● **PROMPT**
Produce an exact copy of all the data below, dropping every image.

● **RECORDS FOR THIS EXERCISE**
+---+
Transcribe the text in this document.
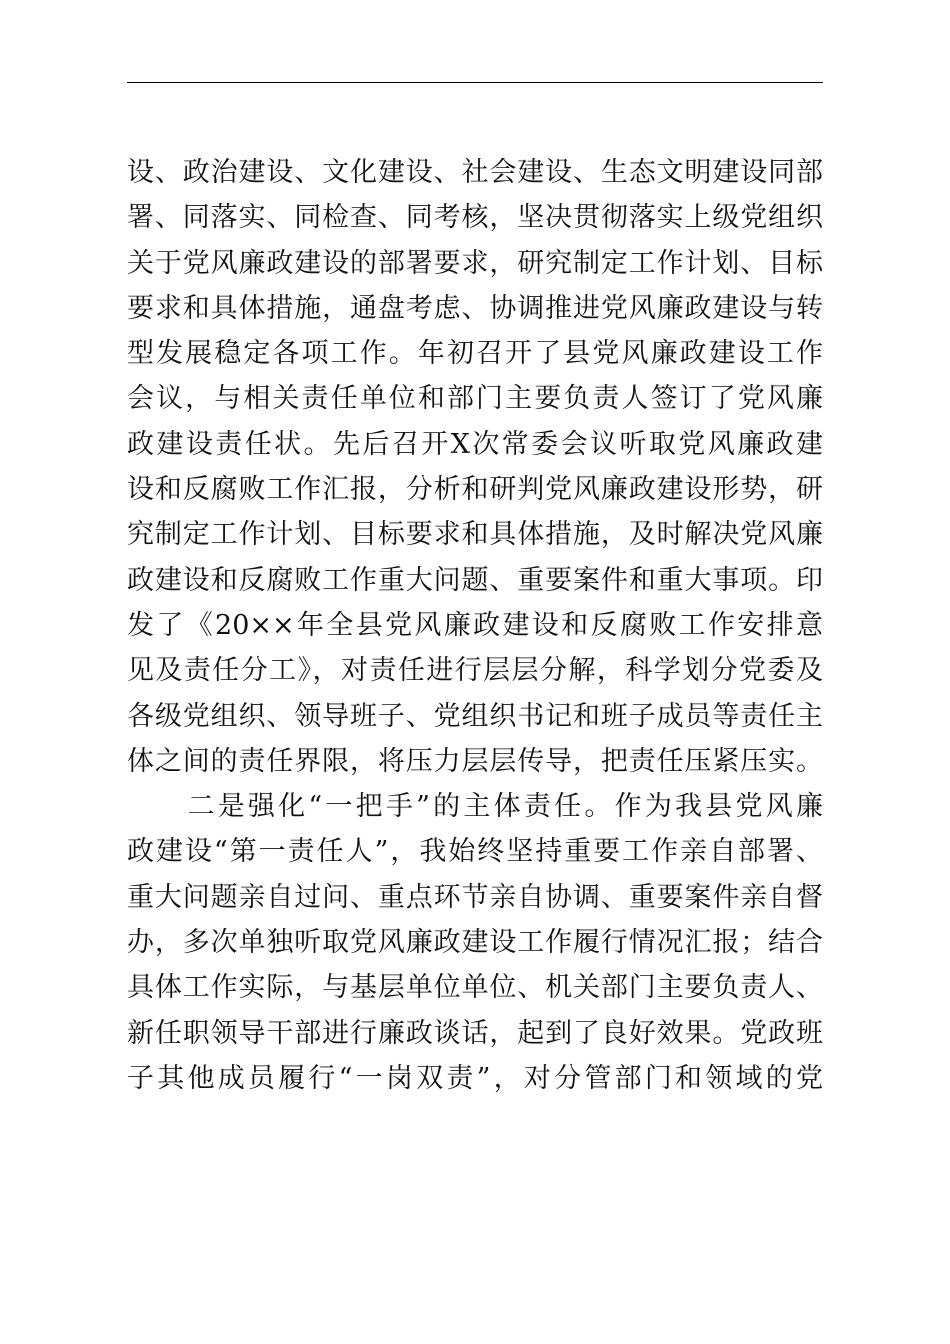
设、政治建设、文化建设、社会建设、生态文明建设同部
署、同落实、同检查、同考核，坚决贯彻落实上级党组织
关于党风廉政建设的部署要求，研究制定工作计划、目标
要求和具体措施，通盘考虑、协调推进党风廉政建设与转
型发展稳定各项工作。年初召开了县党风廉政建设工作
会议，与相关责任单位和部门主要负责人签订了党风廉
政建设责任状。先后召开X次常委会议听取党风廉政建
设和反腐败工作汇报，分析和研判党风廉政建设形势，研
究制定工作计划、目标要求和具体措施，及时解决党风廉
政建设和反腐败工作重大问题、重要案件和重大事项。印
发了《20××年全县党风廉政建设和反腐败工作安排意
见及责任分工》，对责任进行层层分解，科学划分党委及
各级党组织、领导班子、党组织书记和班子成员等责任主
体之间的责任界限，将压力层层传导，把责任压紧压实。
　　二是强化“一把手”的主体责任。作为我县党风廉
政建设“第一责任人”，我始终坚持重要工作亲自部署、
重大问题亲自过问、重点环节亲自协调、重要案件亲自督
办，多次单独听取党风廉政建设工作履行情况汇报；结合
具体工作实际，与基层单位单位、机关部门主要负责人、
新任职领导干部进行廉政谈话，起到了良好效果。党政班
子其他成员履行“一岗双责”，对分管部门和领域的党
+---+
● **TASK RESULT**
Transcribe the text in this document.
设、政治建设、文化建设、社会建设、生态文明建设同部
署、同落实、同检查、同考核，坚决贯彻落实上级党组织
关于党风廉政建设的部署要求，研究制定工作计划、目标
要求和具体措施，通盘考虑、协调推进党风廉政建设与转
型发展稳定各项工作。年初召开了县党风廉政建设工作
会议，与相关责任单位和部门主要负责人签订了党风廉
政建设责任状。先后召开X次常委会议听取党风廉政建
设和反腐败工作汇报，分析和研判党风廉政建设形势，研
究制定工作计划、目标要求和具体措施，及时解决党风廉
政建设和反腐败工作重大问题、重要案件和重大事项。印
发了《20××年全县党风廉政建设和反腐败工作安排意
见及责任分工》，对责任进行层层分解，科学划分党委及
各级党组织、领导班子、党组织书记和班子成员等责任主
体之间的责任界限，将压力层层传导，把责任压紧压实。
　　二是强化“一把手”的主体责任。作为我县党风廉
政建设“第一责任人”，我始终坚持重要工作亲自部署、
重大问题亲自过问、重点环节亲自协调、重要案件亲自督
办，多次单独听取党风廉政建设工作履行情况汇报；结合
具体工作实际，与基层单位单位、机关部门主要负责人、
新任职领导干部进行廉政谈话，起到了良好效果。党政班
子其他成员履行“一岗双责”，对分管部门和领域的党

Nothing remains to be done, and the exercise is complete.